Extracted text:

Forging New Ties at JDC’s Conference for Latin American Jewish Leaders
How did I, a 25-year-old from central Connecticut, end up in Quito, Ecuador at JDC’s Encuentro (Conference) for Latin American Jews? I am not Hispanic, and although I have aunts from Cuba and Puerto Rico, they are Catholic and have no relation to the Jewish communities of their countries. And even though I do speak Spanish, the answer comes down to my involvement with JDC Entwine.
I have traveled a few times with JDC (affectionately referred to as “The Joint,” and with a cool accent if said by any Spanish-speaker). My first experience was a short-term service trip to Ukraine and Kazakhstan when I was in college, and since then I have been to Khabarovsk, Russia; Israel; Buenos Aires, Argentina; and now to Quito, Ecuador. Through my adventures with the Joint I have made friends all over the world, and I feel like I truly am a part of the global Jewish community.

Given records:

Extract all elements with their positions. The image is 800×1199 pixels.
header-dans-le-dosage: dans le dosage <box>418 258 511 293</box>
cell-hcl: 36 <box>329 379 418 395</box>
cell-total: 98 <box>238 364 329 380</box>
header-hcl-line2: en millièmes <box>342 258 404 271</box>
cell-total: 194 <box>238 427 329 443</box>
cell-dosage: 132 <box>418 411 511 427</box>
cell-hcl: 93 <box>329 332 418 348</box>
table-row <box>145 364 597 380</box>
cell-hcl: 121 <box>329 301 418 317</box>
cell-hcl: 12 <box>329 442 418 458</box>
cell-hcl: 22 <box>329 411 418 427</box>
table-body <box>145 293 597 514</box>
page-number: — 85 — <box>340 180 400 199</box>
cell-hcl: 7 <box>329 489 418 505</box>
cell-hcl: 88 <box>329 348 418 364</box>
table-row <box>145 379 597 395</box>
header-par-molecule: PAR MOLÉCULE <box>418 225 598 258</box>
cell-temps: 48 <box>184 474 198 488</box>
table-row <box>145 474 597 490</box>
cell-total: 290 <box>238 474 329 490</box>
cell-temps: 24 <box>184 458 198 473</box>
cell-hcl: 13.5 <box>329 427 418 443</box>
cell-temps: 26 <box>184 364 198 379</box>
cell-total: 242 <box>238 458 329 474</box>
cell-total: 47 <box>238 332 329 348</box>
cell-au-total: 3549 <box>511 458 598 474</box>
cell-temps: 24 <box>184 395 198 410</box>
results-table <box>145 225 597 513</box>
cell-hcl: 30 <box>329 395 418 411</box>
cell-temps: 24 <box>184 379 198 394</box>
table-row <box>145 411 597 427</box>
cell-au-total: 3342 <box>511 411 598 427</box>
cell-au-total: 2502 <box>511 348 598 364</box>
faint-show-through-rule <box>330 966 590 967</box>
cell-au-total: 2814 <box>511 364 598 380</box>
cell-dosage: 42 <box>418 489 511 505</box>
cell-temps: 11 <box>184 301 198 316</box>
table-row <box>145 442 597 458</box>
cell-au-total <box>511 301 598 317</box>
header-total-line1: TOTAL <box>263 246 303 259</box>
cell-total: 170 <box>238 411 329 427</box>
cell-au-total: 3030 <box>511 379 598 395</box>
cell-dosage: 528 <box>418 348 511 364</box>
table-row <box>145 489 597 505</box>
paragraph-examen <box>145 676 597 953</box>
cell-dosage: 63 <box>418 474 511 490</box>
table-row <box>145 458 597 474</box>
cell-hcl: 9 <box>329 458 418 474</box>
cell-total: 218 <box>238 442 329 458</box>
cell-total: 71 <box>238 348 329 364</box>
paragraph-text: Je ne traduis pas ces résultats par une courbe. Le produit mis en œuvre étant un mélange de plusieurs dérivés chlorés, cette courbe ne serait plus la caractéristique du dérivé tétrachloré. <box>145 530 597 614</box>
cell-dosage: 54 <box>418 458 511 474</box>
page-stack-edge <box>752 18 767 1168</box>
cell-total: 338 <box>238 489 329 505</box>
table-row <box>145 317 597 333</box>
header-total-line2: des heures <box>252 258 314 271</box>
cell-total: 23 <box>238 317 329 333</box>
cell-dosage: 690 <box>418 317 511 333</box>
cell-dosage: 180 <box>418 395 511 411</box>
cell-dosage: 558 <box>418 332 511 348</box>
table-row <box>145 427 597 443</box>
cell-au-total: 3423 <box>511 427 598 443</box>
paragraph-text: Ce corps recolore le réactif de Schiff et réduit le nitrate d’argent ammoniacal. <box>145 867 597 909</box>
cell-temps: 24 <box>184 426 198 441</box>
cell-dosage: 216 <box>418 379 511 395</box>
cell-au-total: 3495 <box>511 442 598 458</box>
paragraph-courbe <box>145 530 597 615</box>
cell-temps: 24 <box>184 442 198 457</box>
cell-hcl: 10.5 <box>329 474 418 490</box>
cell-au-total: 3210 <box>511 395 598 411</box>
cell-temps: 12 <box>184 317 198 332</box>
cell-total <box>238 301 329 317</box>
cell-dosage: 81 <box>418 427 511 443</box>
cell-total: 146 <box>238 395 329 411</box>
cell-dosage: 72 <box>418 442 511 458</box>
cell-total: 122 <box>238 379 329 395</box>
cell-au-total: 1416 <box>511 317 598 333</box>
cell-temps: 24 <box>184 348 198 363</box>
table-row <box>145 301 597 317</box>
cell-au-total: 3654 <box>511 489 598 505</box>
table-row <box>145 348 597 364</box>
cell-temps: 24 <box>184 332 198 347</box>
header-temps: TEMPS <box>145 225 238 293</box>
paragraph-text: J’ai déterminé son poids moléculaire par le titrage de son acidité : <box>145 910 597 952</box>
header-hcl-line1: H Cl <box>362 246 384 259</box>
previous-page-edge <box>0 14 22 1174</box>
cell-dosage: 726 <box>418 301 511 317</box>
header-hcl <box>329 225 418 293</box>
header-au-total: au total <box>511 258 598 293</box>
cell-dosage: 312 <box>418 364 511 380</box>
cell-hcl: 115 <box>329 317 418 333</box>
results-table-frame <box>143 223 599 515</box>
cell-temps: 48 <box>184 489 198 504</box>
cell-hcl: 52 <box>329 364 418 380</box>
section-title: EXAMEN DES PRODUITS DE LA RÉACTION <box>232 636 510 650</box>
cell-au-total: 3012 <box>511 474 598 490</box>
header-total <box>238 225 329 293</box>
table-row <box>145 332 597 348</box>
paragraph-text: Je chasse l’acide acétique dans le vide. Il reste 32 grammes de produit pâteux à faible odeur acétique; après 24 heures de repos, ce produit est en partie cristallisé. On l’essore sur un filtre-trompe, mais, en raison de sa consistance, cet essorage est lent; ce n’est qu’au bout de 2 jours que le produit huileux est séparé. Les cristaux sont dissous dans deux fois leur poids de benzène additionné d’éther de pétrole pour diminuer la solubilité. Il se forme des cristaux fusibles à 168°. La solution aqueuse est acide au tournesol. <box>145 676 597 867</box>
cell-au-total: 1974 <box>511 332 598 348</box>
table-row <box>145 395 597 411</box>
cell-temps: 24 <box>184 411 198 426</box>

Activities:
[1] Which places does the account of the JDC conference in Quito say the writer has traveled to with JDC? List all of them.
[2] Can you write the next part of the account of the JDC conference in Quito, picking up after its last sentence?

Response list:
[1] Ukraine, Kazakhstan, Khabarovsk (Russia), Israel, Buenos Aires (Argentina), and Quito (Ecuador).

[2]
When I told one of the JDC Entwine professionals that I wanted to get more involved, she suggested that I attend the 12th Encuentro. Honestly, I struggled with the decision to participate. I had just gotten back from Buenos Aires, and wasn’t sure I could justify the expense of more travel. And since I had no concrete ties to the Latin American Jewish communities, I wavered back and forth. Ultimately, I chose to go and learn about these communities with the hope of increasing my bond to them. At the very least, it would be an adventure…
And indeed it was. Five days full of seminar-style talks, lunch discussions, delicious food (I could write a food blog on the native delicacies), and TONS of new friends. The talks ranged from histories of the Jewish communities to South America’s socioeconomic landscape to strategies to increase youth involvement.
The presentations were quite interesting – but I honestly feel like I gained the most from hanging out with my peers from all around Latin America. Whether at lunch, dinner, exploring the city, or in Plaza Foch (“Gringolandia,” as the locals call it because of the high concentration of tourists), I learned so much from them. Some are students; others have begun their careers. Some work in the secular world; others at JCCs and other Jewish community organizations.
How are we similar? How are we different?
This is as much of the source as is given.